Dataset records
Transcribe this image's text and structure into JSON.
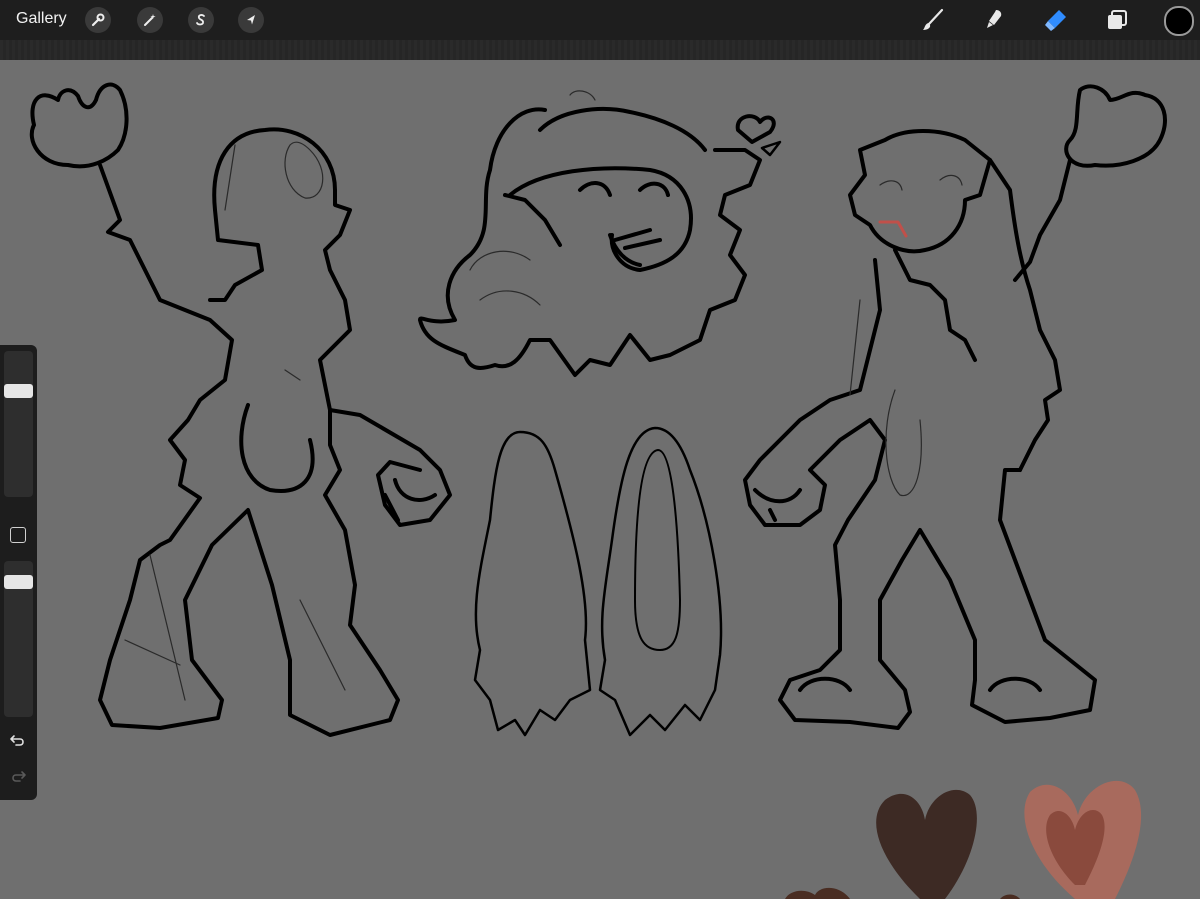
{
  "topbar": {
    "gallery_label": "Gallery",
    "left_tools": [
      {
        "name": "actions",
        "icon": "wrench-icon"
      },
      {
        "name": "adjustments",
        "icon": "magic-wand-icon"
      },
      {
        "name": "selection",
        "icon": "selection-s-icon"
      },
      {
        "name": "transform",
        "icon": "arrow-cursor-icon"
      }
    ],
    "right_tools": [
      {
        "name": "brush",
        "icon": "brush-icon",
        "active": false
      },
      {
        "name": "smudge",
        "icon": "smudge-icon",
        "active": false
      },
      {
        "name": "eraser",
        "icon": "eraser-icon",
        "active": true
      },
      {
        "name": "layers",
        "icon": "layers-icon",
        "active": false
      }
    ],
    "current_color": "#000000",
    "active_tool_color": "#2f8cff"
  },
  "sidebar": {
    "brush_size_level": 0.25,
    "opacity_level": 0.1,
    "undo_icon": "undo-arrow-icon",
    "redo_icon": "redo-arrow-icon"
  },
  "canvas": {
    "background_color": "#6f6f6f",
    "palette_swatches": [
      "#3d2a24",
      "#a86a5d",
      "#8a4a3d",
      "#4a2d22"
    ]
  }
}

Challenge: Where a line in the material contains "arrow", copy that line.

Result for this exercise:
        "icon": "arrow-cursor-icon"
    "undo_icon": "undo-arrow-icon",
    "redo_icon": "redo-arrow-icon"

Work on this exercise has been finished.